• [Given records]
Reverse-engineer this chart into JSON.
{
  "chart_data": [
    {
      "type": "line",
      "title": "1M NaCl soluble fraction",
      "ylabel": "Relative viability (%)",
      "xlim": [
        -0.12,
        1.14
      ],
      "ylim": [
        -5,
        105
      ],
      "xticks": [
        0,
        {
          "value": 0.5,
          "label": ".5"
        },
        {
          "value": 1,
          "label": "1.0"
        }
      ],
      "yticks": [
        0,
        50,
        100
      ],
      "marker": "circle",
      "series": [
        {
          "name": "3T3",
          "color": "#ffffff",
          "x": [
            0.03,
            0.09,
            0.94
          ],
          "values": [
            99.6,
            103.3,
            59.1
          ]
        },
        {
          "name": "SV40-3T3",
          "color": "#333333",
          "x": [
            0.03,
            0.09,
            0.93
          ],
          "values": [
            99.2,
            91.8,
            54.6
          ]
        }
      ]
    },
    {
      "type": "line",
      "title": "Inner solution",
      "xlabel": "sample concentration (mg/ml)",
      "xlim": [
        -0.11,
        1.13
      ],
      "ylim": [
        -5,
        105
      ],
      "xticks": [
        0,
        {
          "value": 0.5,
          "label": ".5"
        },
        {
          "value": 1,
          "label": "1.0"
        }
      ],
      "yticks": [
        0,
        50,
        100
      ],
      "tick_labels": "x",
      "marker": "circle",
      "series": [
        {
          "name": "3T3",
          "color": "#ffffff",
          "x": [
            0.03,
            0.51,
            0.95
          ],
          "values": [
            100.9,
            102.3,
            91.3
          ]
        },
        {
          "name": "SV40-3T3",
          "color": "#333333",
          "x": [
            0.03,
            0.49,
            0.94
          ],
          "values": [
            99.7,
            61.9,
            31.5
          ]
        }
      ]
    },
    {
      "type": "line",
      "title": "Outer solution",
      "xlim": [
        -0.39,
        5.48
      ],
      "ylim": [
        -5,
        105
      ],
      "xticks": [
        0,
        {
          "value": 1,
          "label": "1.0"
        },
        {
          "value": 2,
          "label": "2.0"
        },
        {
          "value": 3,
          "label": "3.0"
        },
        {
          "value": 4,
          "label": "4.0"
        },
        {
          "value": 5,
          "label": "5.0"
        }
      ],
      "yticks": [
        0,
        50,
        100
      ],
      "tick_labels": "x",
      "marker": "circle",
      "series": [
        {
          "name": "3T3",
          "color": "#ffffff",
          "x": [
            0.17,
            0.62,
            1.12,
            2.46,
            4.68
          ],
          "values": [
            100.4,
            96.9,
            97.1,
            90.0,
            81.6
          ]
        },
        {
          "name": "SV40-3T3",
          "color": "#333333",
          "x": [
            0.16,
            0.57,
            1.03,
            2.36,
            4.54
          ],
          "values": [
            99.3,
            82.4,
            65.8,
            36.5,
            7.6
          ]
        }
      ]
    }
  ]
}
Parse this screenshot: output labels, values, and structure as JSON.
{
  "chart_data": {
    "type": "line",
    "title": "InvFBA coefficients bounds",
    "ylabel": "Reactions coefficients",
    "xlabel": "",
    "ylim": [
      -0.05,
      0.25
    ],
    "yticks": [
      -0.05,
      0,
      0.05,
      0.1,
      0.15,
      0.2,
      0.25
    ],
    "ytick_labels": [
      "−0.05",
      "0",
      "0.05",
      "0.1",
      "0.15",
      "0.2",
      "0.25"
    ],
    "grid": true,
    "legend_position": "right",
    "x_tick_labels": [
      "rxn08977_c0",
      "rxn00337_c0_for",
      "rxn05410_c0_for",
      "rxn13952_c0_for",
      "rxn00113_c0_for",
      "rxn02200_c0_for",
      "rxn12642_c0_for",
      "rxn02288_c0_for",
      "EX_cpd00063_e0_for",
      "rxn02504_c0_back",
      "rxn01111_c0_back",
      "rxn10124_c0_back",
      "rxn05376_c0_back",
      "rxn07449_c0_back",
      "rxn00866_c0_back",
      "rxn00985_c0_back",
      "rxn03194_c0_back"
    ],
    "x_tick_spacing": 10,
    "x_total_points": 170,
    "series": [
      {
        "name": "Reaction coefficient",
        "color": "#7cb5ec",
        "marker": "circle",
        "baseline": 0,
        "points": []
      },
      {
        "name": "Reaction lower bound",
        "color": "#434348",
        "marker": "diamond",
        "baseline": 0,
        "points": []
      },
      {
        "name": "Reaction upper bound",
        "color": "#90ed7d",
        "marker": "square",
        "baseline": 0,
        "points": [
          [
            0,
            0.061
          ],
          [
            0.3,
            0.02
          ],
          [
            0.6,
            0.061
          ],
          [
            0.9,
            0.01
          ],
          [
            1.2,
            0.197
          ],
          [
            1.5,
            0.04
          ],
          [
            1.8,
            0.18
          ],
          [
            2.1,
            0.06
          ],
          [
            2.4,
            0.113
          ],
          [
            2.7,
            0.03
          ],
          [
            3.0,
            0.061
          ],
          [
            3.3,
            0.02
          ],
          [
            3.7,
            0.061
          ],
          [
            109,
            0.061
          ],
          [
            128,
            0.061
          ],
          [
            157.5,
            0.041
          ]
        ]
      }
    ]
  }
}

• [Task description] Give the listing again, word for word.

• [Result for this task]
Reverse-engineer this chart into JSON.
{
  "chart_data": [
    {
      "type": "line",
      "title": "1M NaCl soluble fraction",
      "ylabel": "Relative viability (%)",
      "xlim": [
        -0.12,
        1.14
      ],
      "ylim": [
        -5,
        105
      ],
      "xticks": [
        0,
        {
          "value": 0.5,
          "label": ".5"
        },
        {
          "value": 1,
          "label": "1.0"
        }
      ],
      "yticks": [
        0,
        50,
        100
      ],
      "marker": "circle",
      "series": [
        {
          "name": "3T3",
          "color": "#ffffff",
          "x": [
            0.03,
            0.09,
            0.94
          ],
          "values": [
            99.6,
            103.3,
            59.1
          ]
        },
        {
          "name": "SV40-3T3",
          "color": "#333333",
          "x": [
            0.03,
            0.09,
            0.93
          ],
          "values": [
            99.2,
            91.8,
            54.6
          ]
        }
      ]
    },
    {
      "type": "line",
      "title": "Inner solution",
      "xlabel": "sample concentration (mg/ml)",
      "xlim": [
        -0.11,
        1.13
      ],
      "ylim": [
        -5,
        105
      ],
      "xticks": [
        0,
        {
          "value": 0.5,
          "label": ".5"
        },
        {
          "value": 1,
          "label": "1.0"
        }
      ],
      "yticks": [
        0,
        50,
        100
      ],
      "tick_labels": "x",
      "marker": "circle",
      "series": [
        {
          "name": "3T3",
          "color": "#ffffff",
          "x": [
            0.03,
            0.51,
            0.95
          ],
          "values": [
            100.9,
            102.3,
            91.3
          ]
        },
        {
          "name": "SV40-3T3",
          "color": "#333333",
          "x": [
            0.03,
            0.49,
            0.94
          ],
          "values": [
            99.7,
            61.9,
            31.5
          ]
        }
      ]
    },
    {
      "type": "line",
      "title": "Outer solution",
      "xlim": [
        -0.39,
        5.48
      ],
      "ylim": [
        -5,
        105
      ],
      "xticks": [
        0,
        {
          "value": 1,
          "label": "1.0"
        },
        {
          "value": 2,
          "label": "2.0"
        },
        {
          "value": 3,
          "label": "3.0"
        },
        {
          "value": 4,
          "label": "4.0"
        },
        {
          "value": 5,
          "label": "5.0"
        }
      ],
      "yticks": [
        0,
        50,
        100
      ],
      "tick_labels": "x",
      "marker": "circle",
      "series": [
        {
          "name": "3T3",
          "color": "#ffffff",
          "x": [
            0.17,
            0.62,
            1.12,
            2.46,
            4.68
          ],
          "values": [
            100.4,
            96.9,
            97.1,
            90.0,
            81.6
          ]
        },
        {
          "name": "SV40-3T3",
          "color": "#333333",
          "x": [
            0.16,
            0.57,
            1.03,
            2.36,
            4.54
          ],
          "values": [
            99.3,
            82.4,
            65.8,
            36.5,
            7.6
          ]
        }
      ]
    }
  ]
}
Parse this screenshot: output labels, values, and structure as JSON.
{
  "chart_data": {
    "type": "line",
    "title": "InvFBA coefficients bounds",
    "ylabel": "Reactions coefficients",
    "xlabel": "",
    "ylim": [
      -0.05,
      0.25
    ],
    "yticks": [
      -0.05,
      0,
      0.05,
      0.1,
      0.15,
      0.2,
      0.25
    ],
    "ytick_labels": [
      "−0.05",
      "0",
      "0.05",
      "0.1",
      "0.15",
      "0.2",
      "0.25"
    ],
    "grid": true,
    "legend_position": "right",
    "x_tick_labels": [
      "rxn08977_c0",
      "rxn00337_c0_for",
      "rxn05410_c0_for",
      "rxn13952_c0_for",
      "rxn00113_c0_for",
      "rxn02200_c0_for",
      "rxn12642_c0_for",
      "rxn02288_c0_for",
      "EX_cpd00063_e0_for",
      "rxn02504_c0_back",
      "rxn01111_c0_back",
      "rxn10124_c0_back",
      "rxn05376_c0_back",
      "rxn07449_c0_back",
      "rxn00866_c0_back",
      "rxn00985_c0_back",
      "rxn03194_c0_back"
    ],
    "x_tick_spacing": 10,
    "x_total_points": 170,
    "series": [
      {
        "name": "Reaction coefficient",
        "color": "#7cb5ec",
        "marker": "circle",
        "baseline": 0,
        "points": []
      },
      {
        "name": "Reaction lower bound",
        "color": "#434348",
        "marker": "diamond",
        "baseline": 0,
        "points": []
      },
      {
        "name": "Reaction upper bound",
        "color": "#90ed7d",
        "marker": "square",
        "baseline": 0,
        "points": [
          [
            0,
            0.061
          ],
          [
            0.3,
            0.02
          ],
          [
            0.6,
            0.061
          ],
          [
            0.9,
            0.01
          ],
          [
            1.2,
            0.197
          ],
          [
            1.5,
            0.04
          ],
          [
            1.8,
            0.18
          ],
          [
            2.1,
            0.06
          ],
          [
            2.4,
            0.113
          ],
          [
            2.7,
            0.03
          ],
          [
            3.0,
            0.061
          ],
          [
            3.3,
            0.02
          ],
          [
            3.7,
            0.061
          ],
          [
            109,
            0.061
          ],
          [
            128,
            0.061
          ],
          [
            157.5,
            0.041
          ]
        ]
      }
    ]
  }
}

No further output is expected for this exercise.